## WHAT TO PRODUCE
Read the listing below and copy out every line that holds "title".

## GIVEN RECORDS
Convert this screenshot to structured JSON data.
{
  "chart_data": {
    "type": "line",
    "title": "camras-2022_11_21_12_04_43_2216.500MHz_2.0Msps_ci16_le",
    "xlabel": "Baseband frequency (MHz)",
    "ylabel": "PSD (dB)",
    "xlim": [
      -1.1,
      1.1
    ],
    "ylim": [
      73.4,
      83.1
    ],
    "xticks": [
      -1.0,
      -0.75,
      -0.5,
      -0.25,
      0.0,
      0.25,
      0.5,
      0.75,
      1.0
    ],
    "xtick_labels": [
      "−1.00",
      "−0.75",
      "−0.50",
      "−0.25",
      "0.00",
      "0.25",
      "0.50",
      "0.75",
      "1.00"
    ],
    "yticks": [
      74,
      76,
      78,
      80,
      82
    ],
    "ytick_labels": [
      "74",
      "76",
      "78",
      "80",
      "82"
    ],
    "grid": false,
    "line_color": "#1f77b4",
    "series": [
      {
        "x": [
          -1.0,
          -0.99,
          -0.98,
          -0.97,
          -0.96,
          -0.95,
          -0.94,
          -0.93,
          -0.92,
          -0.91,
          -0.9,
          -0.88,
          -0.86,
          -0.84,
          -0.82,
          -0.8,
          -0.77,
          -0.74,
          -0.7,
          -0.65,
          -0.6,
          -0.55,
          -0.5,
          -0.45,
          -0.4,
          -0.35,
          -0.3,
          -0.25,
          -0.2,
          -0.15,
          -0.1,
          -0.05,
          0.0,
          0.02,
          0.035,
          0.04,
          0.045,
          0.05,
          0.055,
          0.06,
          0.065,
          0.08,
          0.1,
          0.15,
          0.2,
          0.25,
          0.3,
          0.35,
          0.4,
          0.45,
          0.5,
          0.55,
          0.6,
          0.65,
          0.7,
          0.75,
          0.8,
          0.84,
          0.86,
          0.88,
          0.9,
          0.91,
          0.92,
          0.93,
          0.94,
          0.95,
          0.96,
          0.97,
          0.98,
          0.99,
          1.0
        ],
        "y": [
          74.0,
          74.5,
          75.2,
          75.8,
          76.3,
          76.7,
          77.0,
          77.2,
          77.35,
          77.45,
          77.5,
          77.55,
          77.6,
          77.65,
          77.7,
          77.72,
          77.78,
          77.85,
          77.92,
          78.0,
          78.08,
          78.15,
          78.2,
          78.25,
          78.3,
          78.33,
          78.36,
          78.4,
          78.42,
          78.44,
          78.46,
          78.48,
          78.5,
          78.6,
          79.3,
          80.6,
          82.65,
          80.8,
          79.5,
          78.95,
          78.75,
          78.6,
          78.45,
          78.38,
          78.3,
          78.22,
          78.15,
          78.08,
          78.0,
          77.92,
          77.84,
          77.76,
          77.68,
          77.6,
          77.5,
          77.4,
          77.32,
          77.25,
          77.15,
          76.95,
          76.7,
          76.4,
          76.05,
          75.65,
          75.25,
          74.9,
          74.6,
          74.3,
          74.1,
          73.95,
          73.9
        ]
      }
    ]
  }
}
--
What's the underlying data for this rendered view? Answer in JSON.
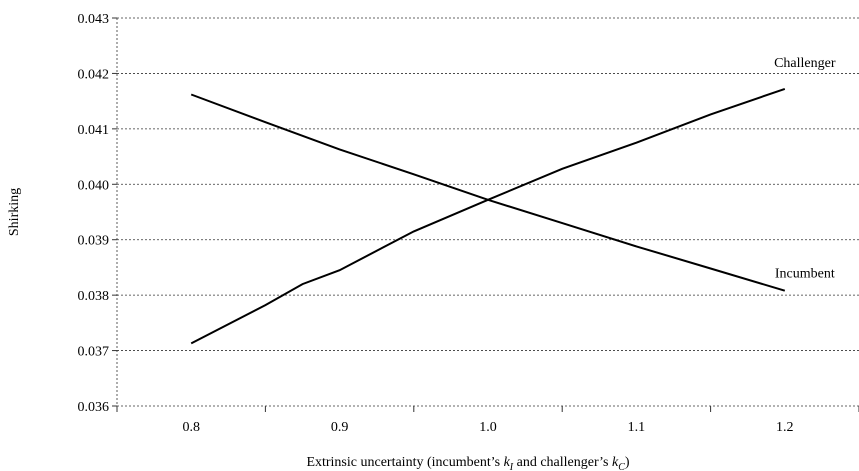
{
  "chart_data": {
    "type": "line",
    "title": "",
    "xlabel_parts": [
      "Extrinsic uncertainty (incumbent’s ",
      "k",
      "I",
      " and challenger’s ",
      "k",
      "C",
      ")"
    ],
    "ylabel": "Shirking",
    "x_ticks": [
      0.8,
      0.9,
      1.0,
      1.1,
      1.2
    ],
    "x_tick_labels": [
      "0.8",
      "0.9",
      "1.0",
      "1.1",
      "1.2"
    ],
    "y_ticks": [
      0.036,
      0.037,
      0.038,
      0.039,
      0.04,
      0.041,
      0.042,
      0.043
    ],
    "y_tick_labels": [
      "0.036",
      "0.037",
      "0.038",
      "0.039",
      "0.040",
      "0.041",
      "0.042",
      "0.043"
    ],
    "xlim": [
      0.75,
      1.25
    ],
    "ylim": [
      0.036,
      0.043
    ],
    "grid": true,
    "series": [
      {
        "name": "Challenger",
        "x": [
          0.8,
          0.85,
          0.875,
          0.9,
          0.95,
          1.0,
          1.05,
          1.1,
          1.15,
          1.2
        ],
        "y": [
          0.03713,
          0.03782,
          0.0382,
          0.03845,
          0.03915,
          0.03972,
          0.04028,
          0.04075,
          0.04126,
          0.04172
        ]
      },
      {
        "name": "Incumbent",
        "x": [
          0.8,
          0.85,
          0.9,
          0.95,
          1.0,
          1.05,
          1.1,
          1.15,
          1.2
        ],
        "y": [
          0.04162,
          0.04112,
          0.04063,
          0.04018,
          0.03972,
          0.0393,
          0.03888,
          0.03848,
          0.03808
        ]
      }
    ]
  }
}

## ANSWER TO THE EXERCISE
    "title": "camras-2022_11_21_12_04_43_2216.500MHz_2.0Msps_ci16_le",
    "title": "",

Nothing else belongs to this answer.